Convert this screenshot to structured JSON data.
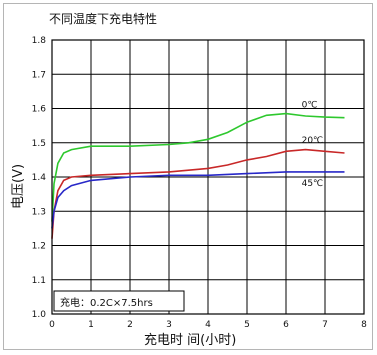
{
  "chart_data": {
    "type": "line",
    "title": "不同温度下充电特性",
    "xlabel": "充电时 间(小时)",
    "ylabel": "电压(V)",
    "xlim": [
      0,
      8
    ],
    "ylim": [
      1.0,
      1.8
    ],
    "x_ticks": [
      "0",
      "1",
      "2",
      "3",
      "4",
      "5",
      "6",
      "7",
      "8"
    ],
    "y_ticks": [
      "1.0",
      "1.1",
      "1.2",
      "1.3",
      "1.4",
      "1.5",
      "1.6",
      "1.7",
      "1.8"
    ],
    "grid": true,
    "annotation": "充电：0.2C×7.5hrs",
    "series": [
      {
        "name": "0℃",
        "color": "#2ec82e",
        "x": [
          0,
          0.05,
          0.15,
          0.3,
          0.5,
          1.0,
          2.0,
          3.0,
          3.5,
          4.0,
          4.5,
          5.0,
          5.5,
          6.0,
          6.5,
          7.0,
          7.5
        ],
        "y": [
          1.27,
          1.38,
          1.44,
          1.47,
          1.48,
          1.49,
          1.49,
          1.495,
          1.5,
          1.51,
          1.53,
          1.56,
          1.58,
          1.585,
          1.578,
          1.575,
          1.573
        ]
      },
      {
        "name": "20℃",
        "color": "#c82828",
        "x": [
          0,
          0.05,
          0.15,
          0.3,
          0.5,
          1.0,
          2.0,
          3.0,
          4.0,
          4.5,
          5.0,
          5.5,
          6.0,
          6.5,
          7.0,
          7.5
        ],
        "y": [
          1.22,
          1.3,
          1.36,
          1.39,
          1.4,
          1.405,
          1.41,
          1.415,
          1.425,
          1.435,
          1.45,
          1.46,
          1.475,
          1.48,
          1.475,
          1.47
        ]
      },
      {
        "name": "45℃",
        "color": "#2828c8",
        "x": [
          0,
          0.05,
          0.15,
          0.3,
          0.5,
          1.0,
          2.0,
          3.0,
          4.0,
          5.0,
          6.0,
          7.0,
          7.5
        ],
        "y": [
          1.25,
          1.3,
          1.34,
          1.36,
          1.375,
          1.39,
          1.4,
          1.405,
          1.405,
          1.41,
          1.415,
          1.415,
          1.415
        ]
      }
    ]
  }
}
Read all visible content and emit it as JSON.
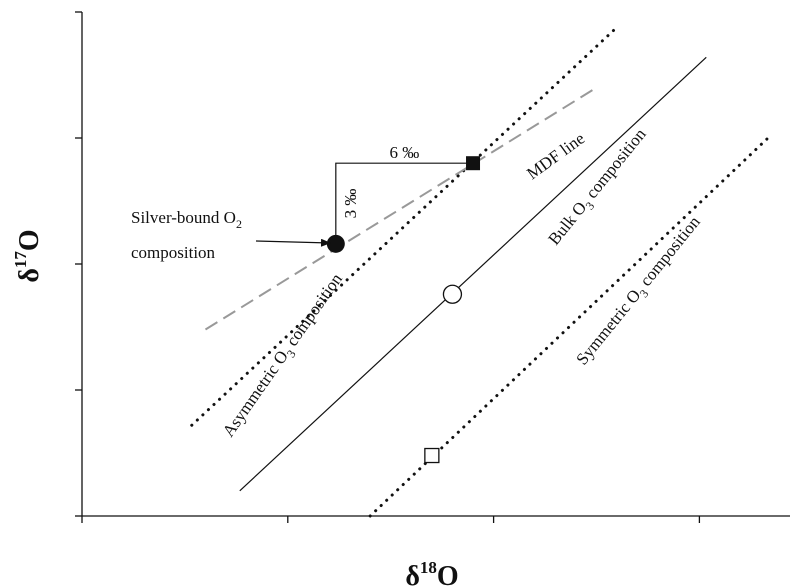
{
  "chart_data": {
    "type": "line",
    "title": "",
    "xlabel": {
      "base": "δ",
      "sup": "18",
      "rest": "O"
    },
    "ylabel": {
      "base": "δ",
      "sup": "17",
      "rest": "O"
    },
    "xlim": [
      0,
      100
    ],
    "ylim": [
      0,
      100
    ],
    "grid": false,
    "x_ticks": [
      0,
      30,
      60,
      90
    ],
    "y_ticks": [
      0,
      25,
      50,
      75,
      100
    ],
    "series": [
      {
        "kind": "dotted",
        "points": [
          [
            16,
            18
          ],
          [
            78,
            97
          ]
        ]
      },
      {
        "kind": "dashed",
        "points": [
          [
            18,
            37
          ],
          [
            75,
            85
          ]
        ]
      },
      {
        "kind": "solid",
        "points": [
          [
            23,
            5
          ],
          [
            91,
            91
          ]
        ]
      },
      {
        "kind": "dotted",
        "points": [
          [
            42,
            0
          ],
          [
            100,
            75
          ]
        ]
      }
    ],
    "markers": [
      {
        "shape": "filled-circle",
        "x": 37,
        "y": 54
      },
      {
        "shape": "filled-square",
        "x": 57,
        "y": 70
      },
      {
        "shape": "open-circle",
        "x": 54,
        "y": 44
      },
      {
        "shape": "open-square",
        "x": 51,
        "y": 12
      }
    ],
    "brackets": [
      {
        "corner": [
          37,
          70
        ],
        "label_horizontal": "6 ‰",
        "label_vertical": "3 ‰"
      }
    ],
    "annotations": {
      "mdf": "MDF line",
      "bulk": {
        "pre": "Bulk O",
        "sub": "3",
        "post": " composition"
      },
      "asym": {
        "pre": "Asymmetric O",
        "sub": "3",
        "post": " composition"
      },
      "sym": {
        "pre": "Symmetric O",
        "sub": "3",
        "post": " composition"
      },
      "silver_line1": {
        "pre": "Silver-bound O",
        "sub": "2",
        "post": ""
      },
      "silver_line2": "composition"
    }
  }
}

- **SHORT TASK**
Copy out each line of the listing that holds "shape".

- **CORRECT ANSWER**
        "shape": "filled-circle",
        "shape": "filled-square",
        "shape": "open-circle",
        "shape": "open-square",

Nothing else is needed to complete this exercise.